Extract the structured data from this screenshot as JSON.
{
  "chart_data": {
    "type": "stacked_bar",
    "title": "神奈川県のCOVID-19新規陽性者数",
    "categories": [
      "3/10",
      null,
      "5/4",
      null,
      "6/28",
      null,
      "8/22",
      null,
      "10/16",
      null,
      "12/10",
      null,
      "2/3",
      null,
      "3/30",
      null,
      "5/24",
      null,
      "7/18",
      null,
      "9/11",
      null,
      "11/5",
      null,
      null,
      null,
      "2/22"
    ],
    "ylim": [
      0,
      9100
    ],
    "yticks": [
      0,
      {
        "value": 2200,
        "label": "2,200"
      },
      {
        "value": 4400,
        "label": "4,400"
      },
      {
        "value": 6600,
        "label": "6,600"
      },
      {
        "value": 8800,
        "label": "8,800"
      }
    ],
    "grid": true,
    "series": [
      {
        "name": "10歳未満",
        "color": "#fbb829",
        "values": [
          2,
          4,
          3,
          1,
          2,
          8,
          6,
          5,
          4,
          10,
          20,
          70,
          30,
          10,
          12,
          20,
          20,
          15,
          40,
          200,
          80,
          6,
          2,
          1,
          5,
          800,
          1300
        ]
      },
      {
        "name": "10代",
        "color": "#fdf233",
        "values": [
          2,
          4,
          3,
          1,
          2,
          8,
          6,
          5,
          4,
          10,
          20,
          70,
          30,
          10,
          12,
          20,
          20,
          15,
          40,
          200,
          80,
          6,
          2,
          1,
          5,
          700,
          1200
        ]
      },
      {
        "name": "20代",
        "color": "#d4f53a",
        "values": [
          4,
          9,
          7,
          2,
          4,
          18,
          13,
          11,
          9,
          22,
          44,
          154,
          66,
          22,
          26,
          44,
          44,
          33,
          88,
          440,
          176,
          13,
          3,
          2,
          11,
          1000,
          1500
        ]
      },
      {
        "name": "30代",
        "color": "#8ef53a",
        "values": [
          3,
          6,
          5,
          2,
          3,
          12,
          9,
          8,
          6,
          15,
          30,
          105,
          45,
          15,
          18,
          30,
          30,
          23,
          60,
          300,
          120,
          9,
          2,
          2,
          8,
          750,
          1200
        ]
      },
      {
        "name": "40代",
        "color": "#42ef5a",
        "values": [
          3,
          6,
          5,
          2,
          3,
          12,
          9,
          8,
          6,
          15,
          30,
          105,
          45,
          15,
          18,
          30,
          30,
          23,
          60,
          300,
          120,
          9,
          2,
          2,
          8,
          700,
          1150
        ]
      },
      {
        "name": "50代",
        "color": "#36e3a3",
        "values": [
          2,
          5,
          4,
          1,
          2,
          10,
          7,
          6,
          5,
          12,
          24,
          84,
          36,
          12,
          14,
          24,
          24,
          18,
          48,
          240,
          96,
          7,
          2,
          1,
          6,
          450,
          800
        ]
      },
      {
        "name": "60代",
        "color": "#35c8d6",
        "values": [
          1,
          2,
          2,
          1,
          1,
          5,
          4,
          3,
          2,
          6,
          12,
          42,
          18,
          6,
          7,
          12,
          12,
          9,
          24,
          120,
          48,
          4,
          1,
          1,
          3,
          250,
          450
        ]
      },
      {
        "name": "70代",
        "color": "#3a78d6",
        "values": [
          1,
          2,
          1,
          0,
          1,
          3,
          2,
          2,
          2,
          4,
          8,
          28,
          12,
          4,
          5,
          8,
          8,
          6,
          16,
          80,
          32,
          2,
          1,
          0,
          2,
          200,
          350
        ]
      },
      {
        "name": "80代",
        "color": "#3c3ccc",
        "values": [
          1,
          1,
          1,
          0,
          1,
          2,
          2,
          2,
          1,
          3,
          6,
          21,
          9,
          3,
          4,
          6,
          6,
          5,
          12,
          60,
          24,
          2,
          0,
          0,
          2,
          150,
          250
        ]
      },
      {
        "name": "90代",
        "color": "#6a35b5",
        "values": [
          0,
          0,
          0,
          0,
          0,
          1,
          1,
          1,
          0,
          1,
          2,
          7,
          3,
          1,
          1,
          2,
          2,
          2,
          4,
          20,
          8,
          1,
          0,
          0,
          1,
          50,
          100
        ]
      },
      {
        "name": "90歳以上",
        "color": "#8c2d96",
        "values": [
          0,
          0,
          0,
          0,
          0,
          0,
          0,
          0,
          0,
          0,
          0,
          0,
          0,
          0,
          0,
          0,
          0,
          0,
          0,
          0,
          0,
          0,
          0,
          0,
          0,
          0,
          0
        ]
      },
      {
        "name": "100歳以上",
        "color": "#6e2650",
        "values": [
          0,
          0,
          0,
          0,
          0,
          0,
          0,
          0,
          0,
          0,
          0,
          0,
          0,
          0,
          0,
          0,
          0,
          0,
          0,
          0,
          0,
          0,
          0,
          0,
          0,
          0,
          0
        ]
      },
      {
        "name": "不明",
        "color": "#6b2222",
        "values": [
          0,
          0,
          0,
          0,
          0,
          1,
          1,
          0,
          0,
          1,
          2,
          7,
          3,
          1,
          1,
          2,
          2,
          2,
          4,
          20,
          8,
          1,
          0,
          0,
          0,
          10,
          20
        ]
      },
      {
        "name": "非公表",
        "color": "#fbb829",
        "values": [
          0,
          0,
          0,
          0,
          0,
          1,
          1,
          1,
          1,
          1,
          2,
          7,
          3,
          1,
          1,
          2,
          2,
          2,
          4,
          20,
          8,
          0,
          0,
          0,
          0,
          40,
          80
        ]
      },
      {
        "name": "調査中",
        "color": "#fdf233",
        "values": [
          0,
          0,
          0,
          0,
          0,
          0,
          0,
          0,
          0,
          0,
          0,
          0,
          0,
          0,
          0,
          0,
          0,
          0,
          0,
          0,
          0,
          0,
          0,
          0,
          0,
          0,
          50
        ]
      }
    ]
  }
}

EXERCISE PROMPT
Gather, from the listing above, every line carrying the word "label".

RIGHT ANSWER
        "label": "2,200"
        "label": "4,400"
        "label": "6,600"
        "label": "8,800"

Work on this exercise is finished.